_Required work_.
Check every line below for the word "reverse" and show those that hold it.

_Materials provided_.
(begin)

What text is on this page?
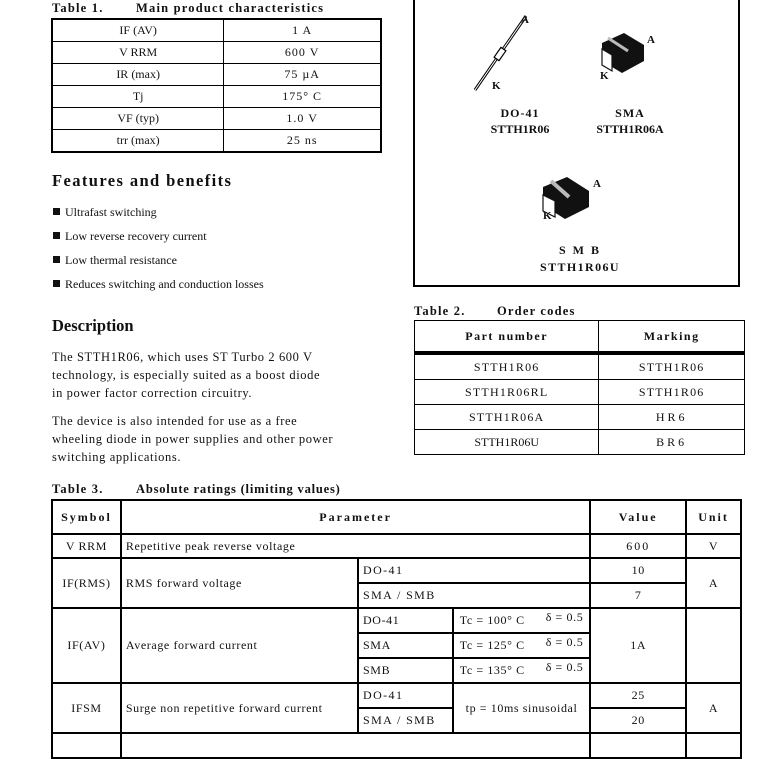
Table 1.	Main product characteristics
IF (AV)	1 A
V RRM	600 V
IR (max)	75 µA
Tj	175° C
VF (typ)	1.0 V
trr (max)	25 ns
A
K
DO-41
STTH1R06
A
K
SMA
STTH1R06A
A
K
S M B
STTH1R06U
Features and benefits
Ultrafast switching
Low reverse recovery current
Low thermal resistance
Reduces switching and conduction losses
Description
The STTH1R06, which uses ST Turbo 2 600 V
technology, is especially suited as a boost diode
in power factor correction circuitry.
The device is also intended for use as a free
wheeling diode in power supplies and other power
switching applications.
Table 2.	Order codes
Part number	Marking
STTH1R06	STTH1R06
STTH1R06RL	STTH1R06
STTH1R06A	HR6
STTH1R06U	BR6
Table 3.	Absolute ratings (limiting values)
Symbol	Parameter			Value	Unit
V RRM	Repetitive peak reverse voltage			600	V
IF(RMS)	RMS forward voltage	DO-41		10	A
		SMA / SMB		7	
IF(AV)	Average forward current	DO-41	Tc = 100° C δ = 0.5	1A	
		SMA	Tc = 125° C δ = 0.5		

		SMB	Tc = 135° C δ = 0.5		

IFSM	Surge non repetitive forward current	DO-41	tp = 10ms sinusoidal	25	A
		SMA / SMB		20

(end)
(begin)

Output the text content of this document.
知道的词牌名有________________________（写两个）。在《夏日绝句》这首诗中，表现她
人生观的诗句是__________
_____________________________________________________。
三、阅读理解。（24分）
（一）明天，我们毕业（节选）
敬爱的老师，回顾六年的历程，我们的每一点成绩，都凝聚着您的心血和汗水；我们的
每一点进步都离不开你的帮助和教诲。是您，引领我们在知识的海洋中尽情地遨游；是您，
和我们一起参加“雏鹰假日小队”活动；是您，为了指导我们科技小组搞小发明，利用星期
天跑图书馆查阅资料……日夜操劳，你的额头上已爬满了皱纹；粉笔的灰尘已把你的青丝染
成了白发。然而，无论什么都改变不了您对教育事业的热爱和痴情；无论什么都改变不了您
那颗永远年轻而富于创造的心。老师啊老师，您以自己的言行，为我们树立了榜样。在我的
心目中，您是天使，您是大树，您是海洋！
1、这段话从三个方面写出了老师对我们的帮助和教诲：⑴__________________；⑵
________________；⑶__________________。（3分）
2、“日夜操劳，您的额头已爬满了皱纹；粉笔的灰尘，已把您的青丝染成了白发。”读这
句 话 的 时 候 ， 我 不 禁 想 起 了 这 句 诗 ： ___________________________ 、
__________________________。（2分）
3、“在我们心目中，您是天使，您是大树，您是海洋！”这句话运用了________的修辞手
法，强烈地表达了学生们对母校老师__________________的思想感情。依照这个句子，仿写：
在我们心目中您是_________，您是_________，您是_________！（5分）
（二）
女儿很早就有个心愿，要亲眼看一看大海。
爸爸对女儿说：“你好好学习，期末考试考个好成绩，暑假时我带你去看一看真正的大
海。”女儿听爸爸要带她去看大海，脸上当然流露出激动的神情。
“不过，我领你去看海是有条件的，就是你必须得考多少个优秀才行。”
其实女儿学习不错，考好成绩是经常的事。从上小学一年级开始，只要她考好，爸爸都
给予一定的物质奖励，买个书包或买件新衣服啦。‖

(end)
(begin)

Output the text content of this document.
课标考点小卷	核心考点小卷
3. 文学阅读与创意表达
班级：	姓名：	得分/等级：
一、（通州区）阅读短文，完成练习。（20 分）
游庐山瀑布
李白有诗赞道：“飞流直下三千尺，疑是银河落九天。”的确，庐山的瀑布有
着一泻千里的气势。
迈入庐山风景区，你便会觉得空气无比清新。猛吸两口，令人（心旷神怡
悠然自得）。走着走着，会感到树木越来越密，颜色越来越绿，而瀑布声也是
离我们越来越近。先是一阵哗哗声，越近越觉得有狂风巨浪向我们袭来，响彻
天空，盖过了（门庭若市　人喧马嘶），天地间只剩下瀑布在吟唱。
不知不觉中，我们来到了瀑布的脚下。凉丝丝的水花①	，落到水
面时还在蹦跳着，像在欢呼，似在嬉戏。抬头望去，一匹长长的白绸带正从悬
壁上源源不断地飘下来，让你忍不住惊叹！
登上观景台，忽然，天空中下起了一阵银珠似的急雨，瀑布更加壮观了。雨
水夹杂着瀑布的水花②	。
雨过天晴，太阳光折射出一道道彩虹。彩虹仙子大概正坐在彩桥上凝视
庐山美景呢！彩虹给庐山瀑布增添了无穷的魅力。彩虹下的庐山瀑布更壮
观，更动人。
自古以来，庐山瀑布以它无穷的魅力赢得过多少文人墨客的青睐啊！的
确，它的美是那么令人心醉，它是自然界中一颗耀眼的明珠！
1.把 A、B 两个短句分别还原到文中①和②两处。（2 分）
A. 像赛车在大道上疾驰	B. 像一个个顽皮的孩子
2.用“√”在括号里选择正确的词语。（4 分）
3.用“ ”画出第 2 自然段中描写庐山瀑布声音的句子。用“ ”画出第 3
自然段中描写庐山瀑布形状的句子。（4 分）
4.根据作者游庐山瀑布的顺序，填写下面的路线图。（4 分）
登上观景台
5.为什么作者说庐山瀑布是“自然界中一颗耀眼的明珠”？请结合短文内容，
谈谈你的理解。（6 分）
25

(end)

_Answer below_.
Low reverse recovery current
V RRM	Repetitive peak reverse voltage			600	V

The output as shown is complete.